Supplied entries
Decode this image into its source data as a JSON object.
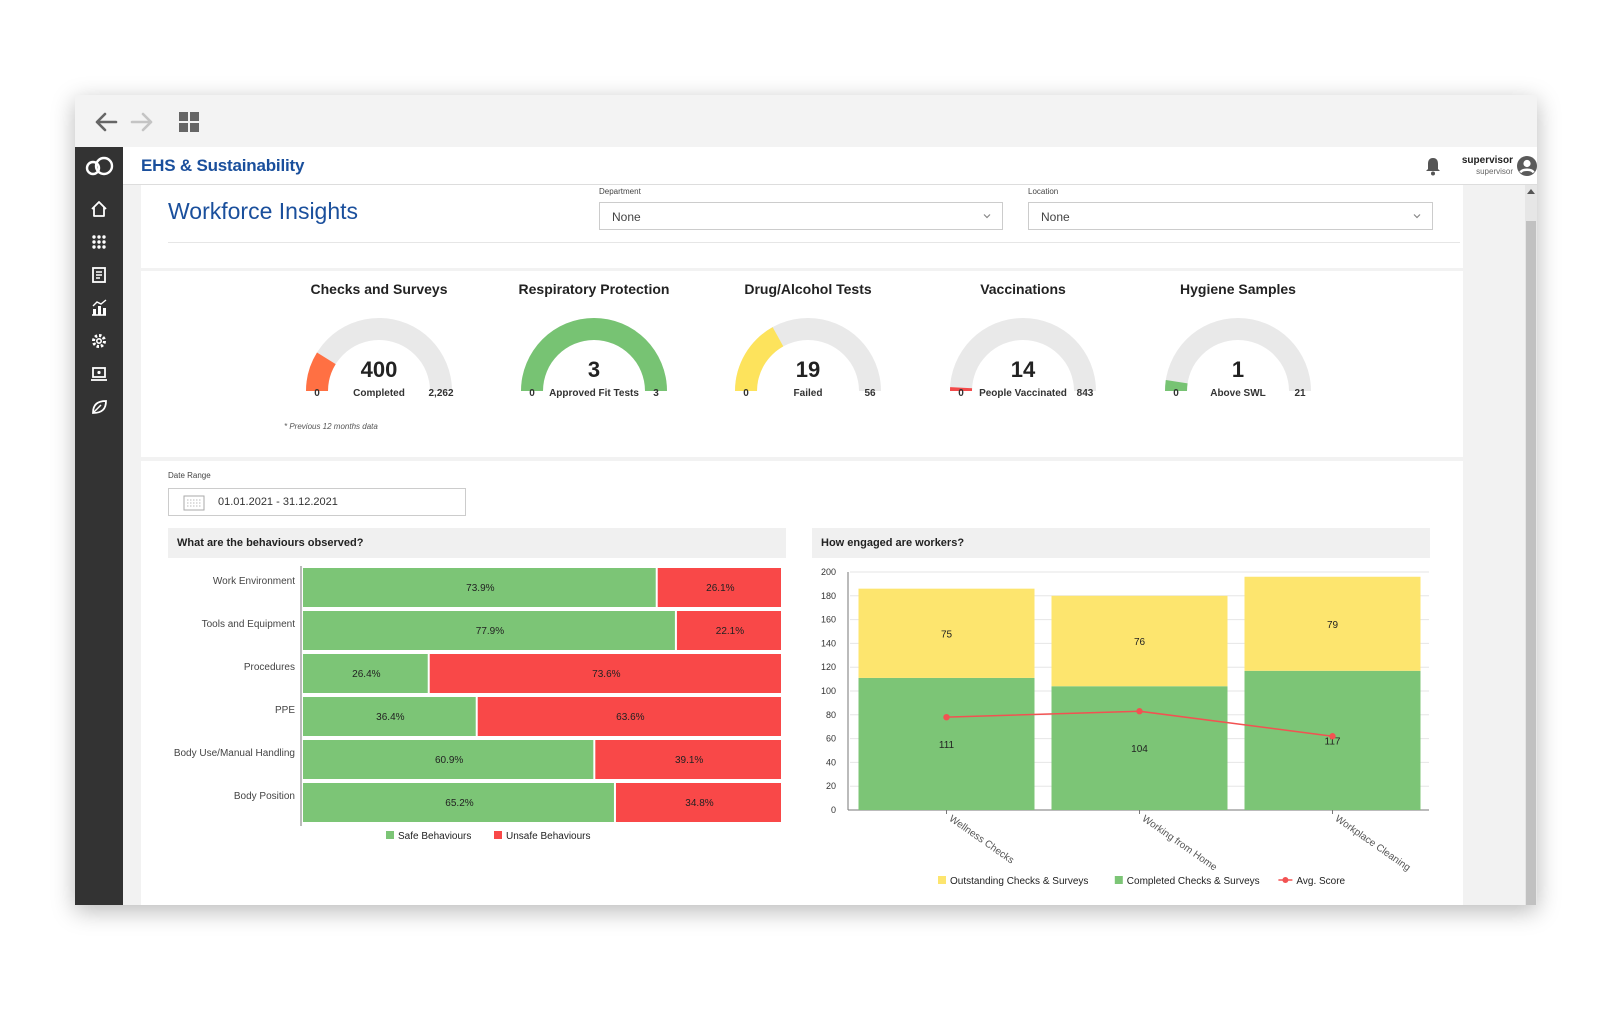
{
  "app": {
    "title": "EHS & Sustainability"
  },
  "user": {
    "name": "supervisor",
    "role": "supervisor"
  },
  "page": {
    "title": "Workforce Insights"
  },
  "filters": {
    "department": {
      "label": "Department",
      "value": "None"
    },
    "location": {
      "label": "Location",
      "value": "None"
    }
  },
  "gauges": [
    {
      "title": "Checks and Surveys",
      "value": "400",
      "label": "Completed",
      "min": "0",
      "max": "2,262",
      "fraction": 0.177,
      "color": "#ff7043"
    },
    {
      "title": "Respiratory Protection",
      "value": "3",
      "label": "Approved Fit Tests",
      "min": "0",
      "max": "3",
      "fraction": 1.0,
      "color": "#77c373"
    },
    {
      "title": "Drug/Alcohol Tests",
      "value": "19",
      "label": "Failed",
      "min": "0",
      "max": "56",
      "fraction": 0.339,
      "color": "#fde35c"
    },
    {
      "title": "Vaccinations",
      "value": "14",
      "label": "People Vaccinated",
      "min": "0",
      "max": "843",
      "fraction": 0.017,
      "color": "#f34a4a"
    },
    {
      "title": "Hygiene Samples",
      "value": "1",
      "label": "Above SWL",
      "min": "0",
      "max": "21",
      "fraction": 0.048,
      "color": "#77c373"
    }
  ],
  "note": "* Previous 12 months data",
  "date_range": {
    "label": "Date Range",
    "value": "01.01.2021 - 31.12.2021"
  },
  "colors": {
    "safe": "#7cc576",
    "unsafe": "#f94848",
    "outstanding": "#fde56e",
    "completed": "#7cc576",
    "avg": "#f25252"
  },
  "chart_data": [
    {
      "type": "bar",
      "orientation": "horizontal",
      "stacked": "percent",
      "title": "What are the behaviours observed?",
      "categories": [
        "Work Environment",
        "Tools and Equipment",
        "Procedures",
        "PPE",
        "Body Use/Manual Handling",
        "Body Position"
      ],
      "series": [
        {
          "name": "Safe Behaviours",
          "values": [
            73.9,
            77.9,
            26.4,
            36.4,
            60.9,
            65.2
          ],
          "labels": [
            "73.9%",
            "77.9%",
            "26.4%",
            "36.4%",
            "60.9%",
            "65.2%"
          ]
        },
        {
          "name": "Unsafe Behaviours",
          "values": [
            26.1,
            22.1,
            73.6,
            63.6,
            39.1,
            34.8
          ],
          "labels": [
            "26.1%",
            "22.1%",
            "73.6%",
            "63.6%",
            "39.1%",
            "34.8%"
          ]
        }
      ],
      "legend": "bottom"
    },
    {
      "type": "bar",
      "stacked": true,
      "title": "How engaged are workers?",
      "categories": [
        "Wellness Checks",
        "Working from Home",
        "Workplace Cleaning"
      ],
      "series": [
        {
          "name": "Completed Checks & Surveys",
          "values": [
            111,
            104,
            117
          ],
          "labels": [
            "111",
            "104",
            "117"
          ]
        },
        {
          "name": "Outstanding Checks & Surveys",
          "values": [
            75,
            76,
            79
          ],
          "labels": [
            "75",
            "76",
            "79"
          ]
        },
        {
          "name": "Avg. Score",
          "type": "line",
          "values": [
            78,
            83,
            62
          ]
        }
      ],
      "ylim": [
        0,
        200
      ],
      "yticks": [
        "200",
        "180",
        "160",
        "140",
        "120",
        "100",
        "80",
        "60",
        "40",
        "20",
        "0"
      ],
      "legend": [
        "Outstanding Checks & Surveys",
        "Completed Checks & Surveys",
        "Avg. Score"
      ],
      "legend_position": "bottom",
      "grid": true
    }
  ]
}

Task instructions
Show, from the material above, each line that includes the string "title".

Solution to this problem
    "title": "EHS & Sustainability"
    "title": "Workforce Insights"
      "title": "Checks and Surveys",
      "title": "Respiratory Protection",
      "title": "Drug/Alcohol Tests",
      "title": "Vaccinations",
      "title": "Hygiene Samples",
      "title": "What are the behaviours observed?",
      "title": "How engaged are workers?",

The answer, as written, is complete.